-------- TASK INPUT --------

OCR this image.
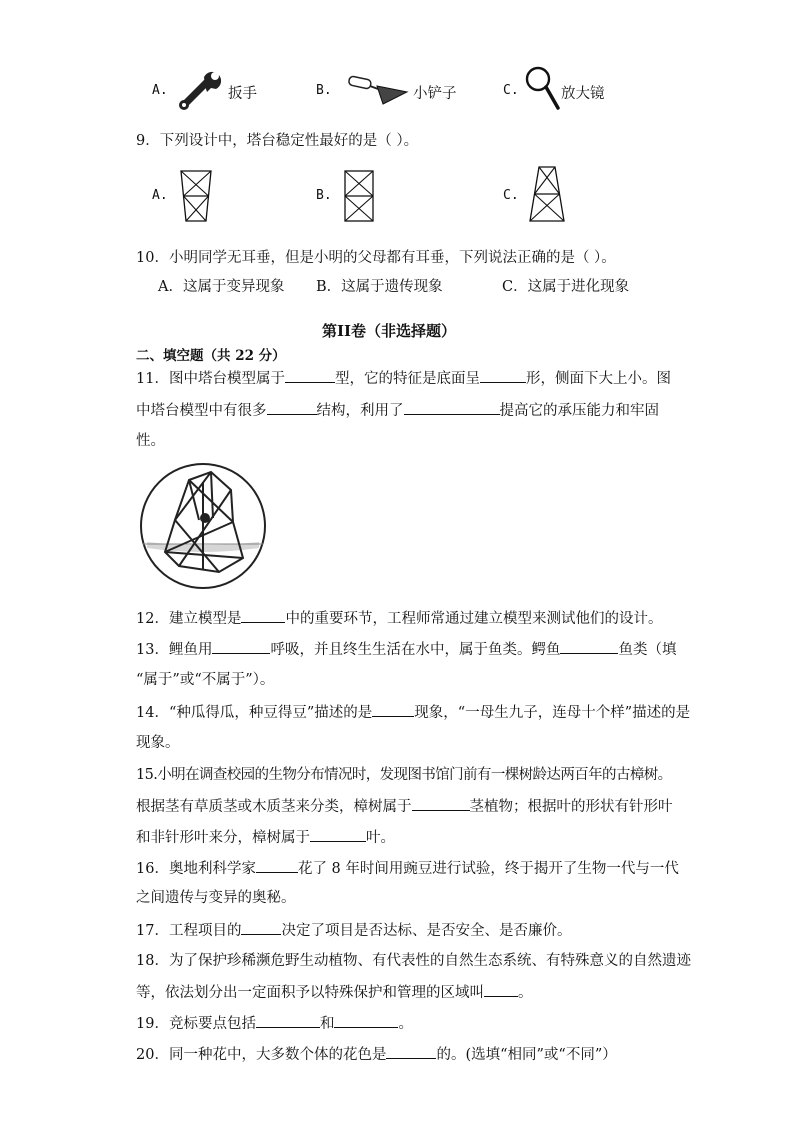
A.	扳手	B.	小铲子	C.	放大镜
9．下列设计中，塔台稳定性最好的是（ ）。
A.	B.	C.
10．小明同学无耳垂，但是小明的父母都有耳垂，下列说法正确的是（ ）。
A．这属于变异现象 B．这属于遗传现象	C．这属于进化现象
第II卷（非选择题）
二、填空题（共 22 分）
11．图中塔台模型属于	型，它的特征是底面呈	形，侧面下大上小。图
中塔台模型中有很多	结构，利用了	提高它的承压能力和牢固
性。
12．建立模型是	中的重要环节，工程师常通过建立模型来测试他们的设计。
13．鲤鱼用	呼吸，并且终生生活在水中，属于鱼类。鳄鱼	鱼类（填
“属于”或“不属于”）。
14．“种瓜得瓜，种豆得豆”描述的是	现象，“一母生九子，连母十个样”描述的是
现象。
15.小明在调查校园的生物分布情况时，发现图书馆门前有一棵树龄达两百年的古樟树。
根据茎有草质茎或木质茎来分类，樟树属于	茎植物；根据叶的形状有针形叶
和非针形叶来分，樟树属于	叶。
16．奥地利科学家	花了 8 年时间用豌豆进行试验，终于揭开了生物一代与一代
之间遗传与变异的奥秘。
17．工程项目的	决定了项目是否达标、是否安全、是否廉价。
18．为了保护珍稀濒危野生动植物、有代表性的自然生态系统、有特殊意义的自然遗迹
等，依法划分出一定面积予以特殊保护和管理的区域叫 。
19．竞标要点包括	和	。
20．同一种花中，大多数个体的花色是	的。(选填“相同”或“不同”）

--------

REQUIREMENT
Give every line above again exactly, with no pictures.

THE COMPLETED TASK
OCR this image.
A.	扳手	B.	小铲子	C.	放大镜
9．下列设计中，塔台稳定性最好的是（ ）。
A.	B.	C.
10．小明同学无耳垂，但是小明的父母都有耳垂，下列说法正确的是（ ）。
A．这属于变异现象 B．这属于遗传现象	C．这属于进化现象
第II卷（非选择题）
二、填空题（共 22 分）
11．图中塔台模型属于	型，它的特征是底面呈	形，侧面下大上小。图
中塔台模型中有很多	结构，利用了	提高它的承压能力和牢固
性。
12．建立模型是	中的重要环节，工程师常通过建立模型来测试他们的设计。
13．鲤鱼用	呼吸，并且终生生活在水中，属于鱼类。鳄鱼	鱼类（填
“属于”或“不属于”）。
14．“种瓜得瓜，种豆得豆”描述的是	现象，“一母生九子，连母十个样”描述的是
现象。
15.小明在调查校园的生物分布情况时，发现图书馆门前有一棵树龄达两百年的古樟树。
根据茎有草质茎或木质茎来分类，樟树属于	茎植物；根据叶的形状有针形叶
和非针形叶来分，樟树属于	叶。
16．奥地利科学家	花了 8 年时间用豌豆进行试验，终于揭开了生物一代与一代
之间遗传与变异的奥秘。
17．工程项目的	决定了项目是否达标、是否安全、是否廉价。
18．为了保护珍稀濒危野生动植物、有代表性的自然生态系统、有特殊意义的自然遗迹
等，依法划分出一定面积予以特殊保护和管理的区域叫 。
19．竞标要点包括	和	。
20．同一种花中，大多数个体的花色是	的。(选填“相同”或“不同”）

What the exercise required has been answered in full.